### RECORDED INFORMATION:
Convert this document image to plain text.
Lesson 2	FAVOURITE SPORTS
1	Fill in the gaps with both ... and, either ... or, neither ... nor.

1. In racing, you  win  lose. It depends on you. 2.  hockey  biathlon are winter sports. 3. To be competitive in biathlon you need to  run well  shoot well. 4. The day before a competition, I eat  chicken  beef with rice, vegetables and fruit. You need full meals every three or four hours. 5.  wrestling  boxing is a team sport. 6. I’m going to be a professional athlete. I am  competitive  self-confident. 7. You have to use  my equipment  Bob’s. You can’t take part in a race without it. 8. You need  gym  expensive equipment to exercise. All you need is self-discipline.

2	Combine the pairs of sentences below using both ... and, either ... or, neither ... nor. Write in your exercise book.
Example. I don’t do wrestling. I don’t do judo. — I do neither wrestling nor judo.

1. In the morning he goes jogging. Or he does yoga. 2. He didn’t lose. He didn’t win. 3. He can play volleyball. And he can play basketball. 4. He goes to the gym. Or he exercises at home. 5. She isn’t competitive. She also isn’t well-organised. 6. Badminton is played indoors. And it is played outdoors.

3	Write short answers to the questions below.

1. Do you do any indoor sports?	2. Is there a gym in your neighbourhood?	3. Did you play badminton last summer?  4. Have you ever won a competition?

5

### GOAL OF THE EXERCISE:
Reproduce the records above exactly.

### TASK RESPONSE:
Convert this document image to plain text.
Lesson 2	FAVOURITE SPORTS
1	Fill in the gaps with both ... and, either ... or, neither ... nor.

1. In racing, you  win  lose. It depends on you. 2.  hockey  biathlon are winter sports. 3. To be competitive in biathlon you need to  run well  shoot well. 4. The day before a competition, I eat  chicken  beef with rice, vegetables and fruit. You need full meals every three or four hours. 5.  wrestling  boxing is a team sport. 6. I’m going to be a professional athlete. I am  competitive  self-confident. 7. You have to use  my equipment  Bob’s. You can’t take part in a race without it. 8. You need  gym  expensive equipment to exercise. All you need is self-discipline.

2	Combine the pairs of sentences below using both ... and, either ... or, neither ... nor. Write in your exercise book.
Example. I don’t do wrestling. I don’t do judo. — I do neither wrestling nor judo.

1. In the morning he goes jogging. Or he does yoga. 2. He didn’t lose. He didn’t win. 3. He can play volleyball. And he can play basketball. 4. He goes to the gym. Or he exercises at home. 5. She isn’t competitive. She also isn’t well-organised. 6. Badminton is played indoors. And it is played outdoors.

3	Write short answers to the questions below.

1. Do you do any indoor sports?	2. Is there a gym in your neighbourhood?	3. Did you play badminton last summer?  4. Have you ever won a competition?

5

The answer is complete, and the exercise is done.